• _Task instructions_
Transcribe the records below exactly as they appear.

↓

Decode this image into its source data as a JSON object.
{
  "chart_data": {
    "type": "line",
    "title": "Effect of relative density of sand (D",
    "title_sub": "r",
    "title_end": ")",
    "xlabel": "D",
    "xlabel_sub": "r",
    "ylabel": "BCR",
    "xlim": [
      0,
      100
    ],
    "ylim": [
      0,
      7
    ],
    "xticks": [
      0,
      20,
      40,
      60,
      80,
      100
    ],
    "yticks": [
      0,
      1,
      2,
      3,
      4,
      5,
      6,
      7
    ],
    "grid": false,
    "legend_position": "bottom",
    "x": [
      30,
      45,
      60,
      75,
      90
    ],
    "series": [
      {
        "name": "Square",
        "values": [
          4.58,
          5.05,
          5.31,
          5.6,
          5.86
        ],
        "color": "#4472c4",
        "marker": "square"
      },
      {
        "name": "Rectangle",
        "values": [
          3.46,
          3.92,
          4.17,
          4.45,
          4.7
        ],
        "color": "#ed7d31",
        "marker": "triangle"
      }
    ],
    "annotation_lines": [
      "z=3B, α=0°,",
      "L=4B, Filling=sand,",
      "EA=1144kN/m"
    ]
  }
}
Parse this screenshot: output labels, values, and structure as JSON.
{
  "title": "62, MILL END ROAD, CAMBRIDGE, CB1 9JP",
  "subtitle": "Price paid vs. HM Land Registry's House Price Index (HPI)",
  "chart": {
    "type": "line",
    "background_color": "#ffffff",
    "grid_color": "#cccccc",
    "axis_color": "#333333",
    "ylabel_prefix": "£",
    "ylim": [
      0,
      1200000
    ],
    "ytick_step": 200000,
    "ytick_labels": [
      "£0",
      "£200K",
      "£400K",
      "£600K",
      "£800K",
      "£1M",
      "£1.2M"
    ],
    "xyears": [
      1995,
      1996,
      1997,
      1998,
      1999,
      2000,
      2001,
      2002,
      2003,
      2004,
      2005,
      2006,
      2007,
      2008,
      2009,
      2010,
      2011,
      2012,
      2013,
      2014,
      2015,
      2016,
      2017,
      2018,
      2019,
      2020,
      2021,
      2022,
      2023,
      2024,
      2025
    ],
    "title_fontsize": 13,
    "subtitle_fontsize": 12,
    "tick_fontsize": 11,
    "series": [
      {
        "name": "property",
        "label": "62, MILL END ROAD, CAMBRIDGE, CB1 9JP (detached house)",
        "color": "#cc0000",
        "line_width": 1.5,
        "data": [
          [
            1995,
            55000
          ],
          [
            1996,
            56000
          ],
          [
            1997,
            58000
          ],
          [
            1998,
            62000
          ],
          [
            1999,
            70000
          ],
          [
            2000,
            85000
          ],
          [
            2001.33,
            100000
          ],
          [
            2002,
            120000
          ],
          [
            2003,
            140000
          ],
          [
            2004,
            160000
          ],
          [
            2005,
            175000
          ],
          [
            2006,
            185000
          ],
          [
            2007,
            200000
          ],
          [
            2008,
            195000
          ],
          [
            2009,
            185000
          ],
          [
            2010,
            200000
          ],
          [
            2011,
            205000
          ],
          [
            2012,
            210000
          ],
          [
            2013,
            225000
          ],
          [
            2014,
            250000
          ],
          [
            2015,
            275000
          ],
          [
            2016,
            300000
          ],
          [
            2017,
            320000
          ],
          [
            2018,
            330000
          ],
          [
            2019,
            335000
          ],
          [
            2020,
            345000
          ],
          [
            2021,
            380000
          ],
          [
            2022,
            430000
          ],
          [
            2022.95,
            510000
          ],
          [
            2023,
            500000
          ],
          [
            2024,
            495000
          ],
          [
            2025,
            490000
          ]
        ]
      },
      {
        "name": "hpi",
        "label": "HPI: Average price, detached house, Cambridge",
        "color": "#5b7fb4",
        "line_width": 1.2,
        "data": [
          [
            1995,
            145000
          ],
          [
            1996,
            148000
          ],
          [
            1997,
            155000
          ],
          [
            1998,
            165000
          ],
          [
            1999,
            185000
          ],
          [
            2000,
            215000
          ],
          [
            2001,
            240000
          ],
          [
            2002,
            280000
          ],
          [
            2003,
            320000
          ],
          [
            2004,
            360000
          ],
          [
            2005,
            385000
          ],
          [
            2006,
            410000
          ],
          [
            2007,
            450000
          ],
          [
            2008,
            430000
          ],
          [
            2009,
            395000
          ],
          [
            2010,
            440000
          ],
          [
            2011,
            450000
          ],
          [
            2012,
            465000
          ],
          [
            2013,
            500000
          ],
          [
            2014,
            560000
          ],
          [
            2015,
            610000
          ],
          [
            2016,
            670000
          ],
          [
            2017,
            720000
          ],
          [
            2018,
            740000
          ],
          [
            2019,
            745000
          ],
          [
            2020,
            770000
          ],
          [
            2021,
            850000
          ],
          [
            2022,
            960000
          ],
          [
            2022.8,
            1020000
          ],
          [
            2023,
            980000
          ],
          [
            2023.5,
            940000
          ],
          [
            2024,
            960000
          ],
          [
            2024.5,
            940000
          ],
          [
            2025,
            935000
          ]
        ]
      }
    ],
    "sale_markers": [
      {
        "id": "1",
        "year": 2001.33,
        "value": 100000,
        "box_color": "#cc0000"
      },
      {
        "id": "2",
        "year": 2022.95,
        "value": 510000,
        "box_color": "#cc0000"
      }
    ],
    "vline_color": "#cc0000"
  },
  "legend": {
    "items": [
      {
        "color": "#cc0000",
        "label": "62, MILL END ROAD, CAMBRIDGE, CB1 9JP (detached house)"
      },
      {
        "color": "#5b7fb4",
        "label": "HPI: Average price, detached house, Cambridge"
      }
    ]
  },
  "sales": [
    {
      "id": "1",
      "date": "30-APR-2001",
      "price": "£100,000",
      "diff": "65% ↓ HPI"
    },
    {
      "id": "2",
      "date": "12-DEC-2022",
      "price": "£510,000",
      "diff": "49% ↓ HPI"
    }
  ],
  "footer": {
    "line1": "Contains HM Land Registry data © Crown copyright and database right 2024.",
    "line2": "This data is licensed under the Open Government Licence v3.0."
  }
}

↑

• _Exercise output_
Decode this image into its source data as a JSON object.
{
  "chart_data": {
    "type": "line",
    "title": "Effect of relative density of sand (D",
    "title_sub": "r",
    "title_end": ")",
    "xlabel": "D",
    "xlabel_sub": "r",
    "ylabel": "BCR",
    "xlim": [
      0,
      100
    ],
    "ylim": [
      0,
      7
    ],
    "xticks": [
      0,
      20,
      40,
      60,
      80,
      100
    ],
    "yticks": [
      0,
      1,
      2,
      3,
      4,
      5,
      6,
      7
    ],
    "grid": false,
    "legend_position": "bottom",
    "x": [
      30,
      45,
      60,
      75,
      90
    ],
    "series": [
      {
        "name": "Square",
        "values": [
          4.58,
          5.05,
          5.31,
          5.6,
          5.86
        ],
        "color": "#4472c4",
        "marker": "square"
      },
      {
        "name": "Rectangle",
        "values": [
          3.46,
          3.92,
          4.17,
          4.45,
          4.7
        ],
        "color": "#ed7d31",
        "marker": "triangle"
      }
    ],
    "annotation_lines": [
      "z=3B, α=0°,",
      "L=4B, Filling=sand,",
      "EA=1144kN/m"
    ]
  }
}
Parse this screenshot: output labels, values, and structure as JSON.
{
  "title": "62, MILL END ROAD, CAMBRIDGE, CB1 9JP",
  "subtitle": "Price paid vs. HM Land Registry's House Price Index (HPI)",
  "chart": {
    "type": "line",
    "background_color": "#ffffff",
    "grid_color": "#cccccc",
    "axis_color": "#333333",
    "ylabel_prefix": "£",
    "ylim": [
      0,
      1200000
    ],
    "ytick_step": 200000,
    "ytick_labels": [
      "£0",
      "£200K",
      "£400K",
      "£600K",
      "£800K",
      "£1M",
      "£1.2M"
    ],
    "xyears": [
      1995,
      1996,
      1997,
      1998,
      1999,
      2000,
      2001,
      2002,
      2003,
      2004,
      2005,
      2006,
      2007,
      2008,
      2009,
      2010,
      2011,
      2012,
      2013,
      2014,
      2015,
      2016,
      2017,
      2018,
      2019,
      2020,
      2021,
      2022,
      2023,
      2024,
      2025
    ],
    "title_fontsize": 13,
    "subtitle_fontsize": 12,
    "tick_fontsize": 11,
    "series": [
      {
        "name": "property",
        "label": "62, MILL END ROAD, CAMBRIDGE, CB1 9JP (detached house)",
        "color": "#cc0000",
        "line_width": 1.5,
        "data": [
          [
            1995,
            55000
          ],
          [
            1996,
            56000
          ],
          [
            1997,
            58000
          ],
          [
            1998,
            62000
          ],
          [
            1999,
            70000
          ],
          [
            2000,
            85000
          ],
          [
            2001.33,
            100000
          ],
          [
            2002,
            120000
          ],
          [
            2003,
            140000
          ],
          [
            2004,
            160000
          ],
          [
            2005,
            175000
          ],
          [
            2006,
            185000
          ],
          [
            2007,
            200000
          ],
          [
            2008,
            195000
          ],
          [
            2009,
            185000
          ],
          [
            2010,
            200000
          ],
          [
            2011,
            205000
          ],
          [
            2012,
            210000
          ],
          [
            2013,
            225000
          ],
          [
            2014,
            250000
          ],
          [
            2015,
            275000
          ],
          [
            2016,
            300000
          ],
          [
            2017,
            320000
          ],
          [
            2018,
            330000
          ],
          [
            2019,
            335000
          ],
          [
            2020,
            345000
          ],
          [
            2021,
            380000
          ],
          [
            2022,
            430000
          ],
          [
            2022.95,
            510000
          ],
          [
            2023,
            500000
          ],
          [
            2024,
            495000
          ],
          [
            2025,
            490000
          ]
        ]
      },
      {
        "name": "hpi",
        "label": "HPI: Average price, detached house, Cambridge",
        "color": "#5b7fb4",
        "line_width": 1.2,
        "data": [
          [
            1995,
            145000
          ],
          [
            1996,
            148000
          ],
          [
            1997,
            155000
          ],
          [
            1998,
            165000
          ],
          [
            1999,
            185000
          ],
          [
            2000,
            215000
          ],
          [
            2001,
            240000
          ],
          [
            2002,
            280000
          ],
          [
            2003,
            320000
          ],
          [
            2004,
            360000
          ],
          [
            2005,
            385000
          ],
          [
            2006,
            410000
          ],
          [
            2007,
            450000
          ],
          [
            2008,
            430000
          ],
          [
            2009,
            395000
          ],
          [
            2010,
            440000
          ],
          [
            2011,
            450000
          ],
          [
            2012,
            465000
          ],
          [
            2013,
            500000
          ],
          [
            2014,
            560000
          ],
          [
            2015,
            610000
          ],
          [
            2016,
            670000
          ],
          [
            2017,
            720000
          ],
          [
            2018,
            740000
          ],
          [
            2019,
            745000
          ],
          [
            2020,
            770000
          ],
          [
            2021,
            850000
          ],
          [
            2022,
            960000
          ],
          [
            2022.8,
            1020000
          ],
          [
            2023,
            980000
          ],
          [
            2023.5,
            940000
          ],
          [
            2024,
            960000
          ],
          [
            2024.5,
            940000
          ],
          [
            2025,
            935000
          ]
        ]
      }
    ],
    "sale_markers": [
      {
        "id": "1",
        "year": 2001.33,
        "value": 100000,
        "box_color": "#cc0000"
      },
      {
        "id": "2",
        "year": 2022.95,
        "value": 510000,
        "box_color": "#cc0000"
      }
    ],
    "vline_color": "#cc0000"
  },
  "legend": {
    "items": [
      {
        "color": "#cc0000",
        "label": "62, MILL END ROAD, CAMBRIDGE, CB1 9JP (detached house)"
      },
      {
        "color": "#5b7fb4",
        "label": "HPI: Average price, detached house, Cambridge"
      }
    ]
  },
  "sales": [
    {
      "id": "1",
      "date": "30-APR-2001",
      "price": "£100,000",
      "diff": "65% ↓ HPI"
    },
    {
      "id": "2",
      "date": "12-DEC-2022",
      "price": "£510,000",
      "diff": "49% ↓ HPI"
    }
  ],
  "footer": {
    "line1": "Contains HM Land Registry data © Crown copyright and database right 2024.",
    "line2": "This data is licensed under the Open Government Licence v3.0."
  }
}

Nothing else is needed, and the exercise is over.